EXERCISE DETAILS:
Count, in the entries, the lines with "如图所示". Answer with the number only.

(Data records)
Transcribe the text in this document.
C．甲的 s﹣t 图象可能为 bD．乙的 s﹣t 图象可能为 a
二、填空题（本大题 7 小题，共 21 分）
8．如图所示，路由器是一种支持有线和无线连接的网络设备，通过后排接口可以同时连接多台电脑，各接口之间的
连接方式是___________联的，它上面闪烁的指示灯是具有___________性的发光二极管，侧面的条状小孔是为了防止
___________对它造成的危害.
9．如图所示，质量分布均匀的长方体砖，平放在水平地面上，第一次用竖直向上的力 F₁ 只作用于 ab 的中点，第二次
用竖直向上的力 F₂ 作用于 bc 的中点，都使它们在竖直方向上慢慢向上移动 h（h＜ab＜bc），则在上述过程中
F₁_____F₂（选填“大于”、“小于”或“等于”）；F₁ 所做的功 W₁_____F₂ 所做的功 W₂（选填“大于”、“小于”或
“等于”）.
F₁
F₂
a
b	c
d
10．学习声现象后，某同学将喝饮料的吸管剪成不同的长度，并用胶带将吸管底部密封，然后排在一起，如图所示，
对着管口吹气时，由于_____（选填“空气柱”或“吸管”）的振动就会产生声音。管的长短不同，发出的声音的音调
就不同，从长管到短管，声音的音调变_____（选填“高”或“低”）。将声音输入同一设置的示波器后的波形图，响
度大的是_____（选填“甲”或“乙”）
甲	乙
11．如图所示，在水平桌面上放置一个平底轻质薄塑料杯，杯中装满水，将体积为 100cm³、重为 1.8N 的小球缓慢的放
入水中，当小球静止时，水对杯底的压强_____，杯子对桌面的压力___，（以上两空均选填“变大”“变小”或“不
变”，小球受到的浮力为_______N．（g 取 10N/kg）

SOLUTION TO THIS PROBLEM:
4